[Given problem]
Images should be left out, and everything else in the listing reproduced exactly.

[Data listing]
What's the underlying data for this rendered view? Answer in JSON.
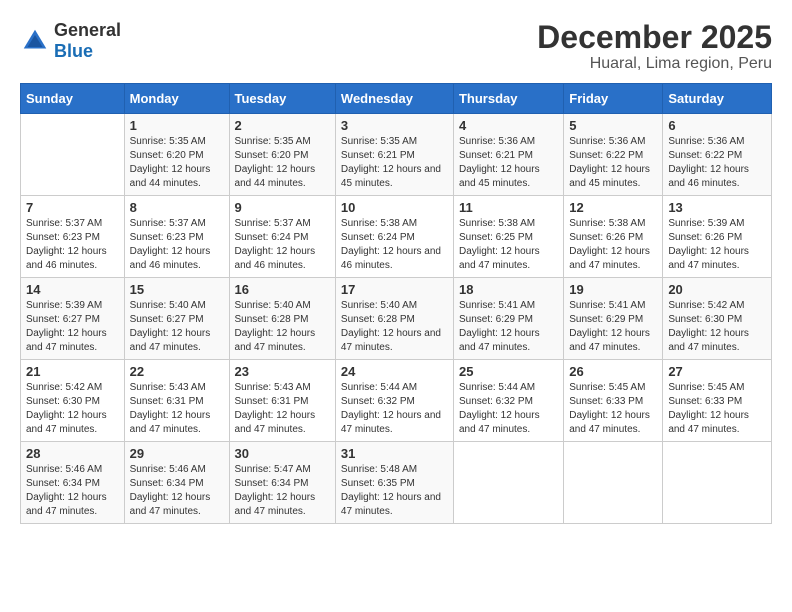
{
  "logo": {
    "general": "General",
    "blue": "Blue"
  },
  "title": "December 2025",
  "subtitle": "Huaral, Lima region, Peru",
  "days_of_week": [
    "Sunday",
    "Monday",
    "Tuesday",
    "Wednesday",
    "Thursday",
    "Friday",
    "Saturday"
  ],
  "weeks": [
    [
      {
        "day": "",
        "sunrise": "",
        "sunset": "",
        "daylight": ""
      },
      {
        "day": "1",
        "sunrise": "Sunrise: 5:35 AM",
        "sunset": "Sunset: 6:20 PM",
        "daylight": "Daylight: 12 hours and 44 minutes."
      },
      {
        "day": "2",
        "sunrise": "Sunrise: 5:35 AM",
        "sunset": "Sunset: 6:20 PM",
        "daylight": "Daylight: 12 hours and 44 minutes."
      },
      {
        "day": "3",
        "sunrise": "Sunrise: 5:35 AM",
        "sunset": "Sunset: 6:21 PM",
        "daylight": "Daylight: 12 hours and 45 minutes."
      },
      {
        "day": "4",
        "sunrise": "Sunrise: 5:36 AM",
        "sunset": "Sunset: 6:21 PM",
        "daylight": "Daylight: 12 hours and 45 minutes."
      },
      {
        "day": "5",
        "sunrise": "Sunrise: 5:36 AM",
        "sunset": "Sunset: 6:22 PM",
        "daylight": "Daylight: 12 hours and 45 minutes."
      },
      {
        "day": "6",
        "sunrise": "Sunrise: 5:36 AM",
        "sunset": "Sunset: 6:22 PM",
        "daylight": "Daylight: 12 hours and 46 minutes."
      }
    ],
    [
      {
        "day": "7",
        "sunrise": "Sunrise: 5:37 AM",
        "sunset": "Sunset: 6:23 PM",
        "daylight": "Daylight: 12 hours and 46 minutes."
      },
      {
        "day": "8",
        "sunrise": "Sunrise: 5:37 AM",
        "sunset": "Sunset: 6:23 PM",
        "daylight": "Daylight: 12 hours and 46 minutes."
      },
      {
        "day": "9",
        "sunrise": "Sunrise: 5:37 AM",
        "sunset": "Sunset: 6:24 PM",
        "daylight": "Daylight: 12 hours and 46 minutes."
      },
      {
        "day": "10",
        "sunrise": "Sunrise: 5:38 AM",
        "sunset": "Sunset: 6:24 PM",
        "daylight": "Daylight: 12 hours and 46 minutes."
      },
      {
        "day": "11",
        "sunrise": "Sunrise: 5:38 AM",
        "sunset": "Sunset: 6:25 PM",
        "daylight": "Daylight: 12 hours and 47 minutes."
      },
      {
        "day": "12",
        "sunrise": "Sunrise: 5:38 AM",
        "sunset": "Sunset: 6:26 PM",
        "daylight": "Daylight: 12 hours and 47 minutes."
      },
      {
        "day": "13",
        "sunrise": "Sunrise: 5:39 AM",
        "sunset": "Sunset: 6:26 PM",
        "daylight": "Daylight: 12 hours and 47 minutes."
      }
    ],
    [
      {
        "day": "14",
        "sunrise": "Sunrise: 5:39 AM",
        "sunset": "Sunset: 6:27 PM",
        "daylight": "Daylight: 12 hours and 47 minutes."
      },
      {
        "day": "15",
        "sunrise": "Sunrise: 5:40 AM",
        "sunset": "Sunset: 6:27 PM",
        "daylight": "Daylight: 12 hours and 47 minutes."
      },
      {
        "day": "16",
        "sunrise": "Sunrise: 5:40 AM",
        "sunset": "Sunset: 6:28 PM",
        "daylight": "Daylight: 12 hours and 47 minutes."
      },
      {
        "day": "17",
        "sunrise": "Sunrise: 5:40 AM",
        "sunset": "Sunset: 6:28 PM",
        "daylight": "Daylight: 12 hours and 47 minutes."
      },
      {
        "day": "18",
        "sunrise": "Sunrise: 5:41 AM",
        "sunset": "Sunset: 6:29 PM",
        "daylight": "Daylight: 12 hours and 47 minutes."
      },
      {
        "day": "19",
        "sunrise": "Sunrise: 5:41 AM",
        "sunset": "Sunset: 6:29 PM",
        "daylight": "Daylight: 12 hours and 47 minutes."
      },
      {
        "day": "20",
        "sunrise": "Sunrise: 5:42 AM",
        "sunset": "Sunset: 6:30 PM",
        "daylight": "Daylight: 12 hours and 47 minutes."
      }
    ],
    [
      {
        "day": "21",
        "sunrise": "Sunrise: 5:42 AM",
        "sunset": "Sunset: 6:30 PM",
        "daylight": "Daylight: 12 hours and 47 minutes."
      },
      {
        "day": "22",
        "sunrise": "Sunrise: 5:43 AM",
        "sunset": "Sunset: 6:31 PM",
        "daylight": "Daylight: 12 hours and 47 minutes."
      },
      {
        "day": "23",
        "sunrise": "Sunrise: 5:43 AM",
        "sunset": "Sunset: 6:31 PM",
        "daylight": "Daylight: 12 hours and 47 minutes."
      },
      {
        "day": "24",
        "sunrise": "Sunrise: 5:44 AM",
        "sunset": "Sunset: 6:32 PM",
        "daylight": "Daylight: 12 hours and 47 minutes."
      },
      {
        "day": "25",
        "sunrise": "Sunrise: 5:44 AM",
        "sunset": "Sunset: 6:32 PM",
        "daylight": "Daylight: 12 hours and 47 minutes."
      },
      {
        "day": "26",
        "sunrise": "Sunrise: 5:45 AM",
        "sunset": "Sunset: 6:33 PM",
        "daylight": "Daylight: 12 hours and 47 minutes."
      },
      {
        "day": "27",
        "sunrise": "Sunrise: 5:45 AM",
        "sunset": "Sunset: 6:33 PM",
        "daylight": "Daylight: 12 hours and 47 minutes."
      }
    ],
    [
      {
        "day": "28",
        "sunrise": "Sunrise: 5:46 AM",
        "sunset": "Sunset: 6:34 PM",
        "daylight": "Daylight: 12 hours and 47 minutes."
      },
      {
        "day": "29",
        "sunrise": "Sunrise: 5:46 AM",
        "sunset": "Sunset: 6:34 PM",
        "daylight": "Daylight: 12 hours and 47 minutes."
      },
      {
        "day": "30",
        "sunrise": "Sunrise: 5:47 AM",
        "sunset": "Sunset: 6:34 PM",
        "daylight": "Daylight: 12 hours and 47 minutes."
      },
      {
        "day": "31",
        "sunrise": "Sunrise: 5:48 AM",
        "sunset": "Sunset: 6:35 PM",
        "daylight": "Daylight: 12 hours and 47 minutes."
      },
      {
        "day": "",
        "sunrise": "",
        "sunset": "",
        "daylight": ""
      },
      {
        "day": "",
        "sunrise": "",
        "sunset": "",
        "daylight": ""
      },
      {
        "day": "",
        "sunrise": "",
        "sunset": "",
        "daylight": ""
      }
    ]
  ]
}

[Exercise response]
What's the underlying data for this rendered view? Answer in JSON.
{
  "logo": {
    "general": "General",
    "blue": "Blue"
  },
  "title": "December 2025",
  "subtitle": "Huaral, Lima region, Peru",
  "days_of_week": [
    "Sunday",
    "Monday",
    "Tuesday",
    "Wednesday",
    "Thursday",
    "Friday",
    "Saturday"
  ],
  "weeks": [
    [
      {
        "day": "",
        "sunrise": "",
        "sunset": "",
        "daylight": ""
      },
      {
        "day": "1",
        "sunrise": "Sunrise: 5:35 AM",
        "sunset": "Sunset: 6:20 PM",
        "daylight": "Daylight: 12 hours and 44 minutes."
      },
      {
        "day": "2",
        "sunrise": "Sunrise: 5:35 AM",
        "sunset": "Sunset: 6:20 PM",
        "daylight": "Daylight: 12 hours and 44 minutes."
      },
      {
        "day": "3",
        "sunrise": "Sunrise: 5:35 AM",
        "sunset": "Sunset: 6:21 PM",
        "daylight": "Daylight: 12 hours and 45 minutes."
      },
      {
        "day": "4",
        "sunrise": "Sunrise: 5:36 AM",
        "sunset": "Sunset: 6:21 PM",
        "daylight": "Daylight: 12 hours and 45 minutes."
      },
      {
        "day": "5",
        "sunrise": "Sunrise: 5:36 AM",
        "sunset": "Sunset: 6:22 PM",
        "daylight": "Daylight: 12 hours and 45 minutes."
      },
      {
        "day": "6",
        "sunrise": "Sunrise: 5:36 AM",
        "sunset": "Sunset: 6:22 PM",
        "daylight": "Daylight: 12 hours and 46 minutes."
      }
    ],
    [
      {
        "day": "7",
        "sunrise": "Sunrise: 5:37 AM",
        "sunset": "Sunset: 6:23 PM",
        "daylight": "Daylight: 12 hours and 46 minutes."
      },
      {
        "day": "8",
        "sunrise": "Sunrise: 5:37 AM",
        "sunset": "Sunset: 6:23 PM",
        "daylight": "Daylight: 12 hours and 46 minutes."
      },
      {
        "day": "9",
        "sunrise": "Sunrise: 5:37 AM",
        "sunset": "Sunset: 6:24 PM",
        "daylight": "Daylight: 12 hours and 46 minutes."
      },
      {
        "day": "10",
        "sunrise": "Sunrise: 5:38 AM",
        "sunset": "Sunset: 6:24 PM",
        "daylight": "Daylight: 12 hours and 46 minutes."
      },
      {
        "day": "11",
        "sunrise": "Sunrise: 5:38 AM",
        "sunset": "Sunset: 6:25 PM",
        "daylight": "Daylight: 12 hours and 47 minutes."
      },
      {
        "day": "12",
        "sunrise": "Sunrise: 5:38 AM",
        "sunset": "Sunset: 6:26 PM",
        "daylight": "Daylight: 12 hours and 47 minutes."
      },
      {
        "day": "13",
        "sunrise": "Sunrise: 5:39 AM",
        "sunset": "Sunset: 6:26 PM",
        "daylight": "Daylight: 12 hours and 47 minutes."
      }
    ],
    [
      {
        "day": "14",
        "sunrise": "Sunrise: 5:39 AM",
        "sunset": "Sunset: 6:27 PM",
        "daylight": "Daylight: 12 hours and 47 minutes."
      },
      {
        "day": "15",
        "sunrise": "Sunrise: 5:40 AM",
        "sunset": "Sunset: 6:27 PM",
        "daylight": "Daylight: 12 hours and 47 minutes."
      },
      {
        "day": "16",
        "sunrise": "Sunrise: 5:40 AM",
        "sunset": "Sunset: 6:28 PM",
        "daylight": "Daylight: 12 hours and 47 minutes."
      },
      {
        "day": "17",
        "sunrise": "Sunrise: 5:40 AM",
        "sunset": "Sunset: 6:28 PM",
        "daylight": "Daylight: 12 hours and 47 minutes."
      },
      {
        "day": "18",
        "sunrise": "Sunrise: 5:41 AM",
        "sunset": "Sunset: 6:29 PM",
        "daylight": "Daylight: 12 hours and 47 minutes."
      },
      {
        "day": "19",
        "sunrise": "Sunrise: 5:41 AM",
        "sunset": "Sunset: 6:29 PM",
        "daylight": "Daylight: 12 hours and 47 minutes."
      },
      {
        "day": "20",
        "sunrise": "Sunrise: 5:42 AM",
        "sunset": "Sunset: 6:30 PM",
        "daylight": "Daylight: 12 hours and 47 minutes."
      }
    ],
    [
      {
        "day": "21",
        "sunrise": "Sunrise: 5:42 AM",
        "sunset": "Sunset: 6:30 PM",
        "daylight": "Daylight: 12 hours and 47 minutes."
      },
      {
        "day": "22",
        "sunrise": "Sunrise: 5:43 AM",
        "sunset": "Sunset: 6:31 PM",
        "daylight": "Daylight: 12 hours and 47 minutes."
      },
      {
        "day": "23",
        "sunrise": "Sunrise: 5:43 AM",
        "sunset": "Sunset: 6:31 PM",
        "daylight": "Daylight: 12 hours and 47 minutes."
      },
      {
        "day": "24",
        "sunrise": "Sunrise: 5:44 AM",
        "sunset": "Sunset: 6:32 PM",
        "daylight": "Daylight: 12 hours and 47 minutes."
      },
      {
        "day": "25",
        "sunrise": "Sunrise: 5:44 AM",
        "sunset": "Sunset: 6:32 PM",
        "daylight": "Daylight: 12 hours and 47 minutes."
      },
      {
        "day": "26",
        "sunrise": "Sunrise: 5:45 AM",
        "sunset": "Sunset: 6:33 PM",
        "daylight": "Daylight: 12 hours and 47 minutes."
      },
      {
        "day": "27",
        "sunrise": "Sunrise: 5:45 AM",
        "sunset": "Sunset: 6:33 PM",
        "daylight": "Daylight: 12 hours and 47 minutes."
      }
    ],
    [
      {
        "day": "28",
        "sunrise": "Sunrise: 5:46 AM",
        "sunset": "Sunset: 6:34 PM",
        "daylight": "Daylight: 12 hours and 47 minutes."
      },
      {
        "day": "29",
        "sunrise": "Sunrise: 5:46 AM",
        "sunset": "Sunset: 6:34 PM",
        "daylight": "Daylight: 12 hours and 47 minutes."
      },
      {
        "day": "30",
        "sunrise": "Sunrise: 5:47 AM",
        "sunset": "Sunset: 6:34 PM",
        "daylight": "Daylight: 12 hours and 47 minutes."
      },
      {
        "day": "31",
        "sunrise": "Sunrise: 5:48 AM",
        "sunset": "Sunset: 6:35 PM",
        "daylight": "Daylight: 12 hours and 47 minutes."
      },
      {
        "day": "",
        "sunrise": "",
        "sunset": "",
        "daylight": ""
      },
      {
        "day": "",
        "sunrise": "",
        "sunset": "",
        "daylight": ""
      },
      {
        "day": "",
        "sunrise": "",
        "sunset": "",
        "daylight": ""
      }
    ]
  ]
}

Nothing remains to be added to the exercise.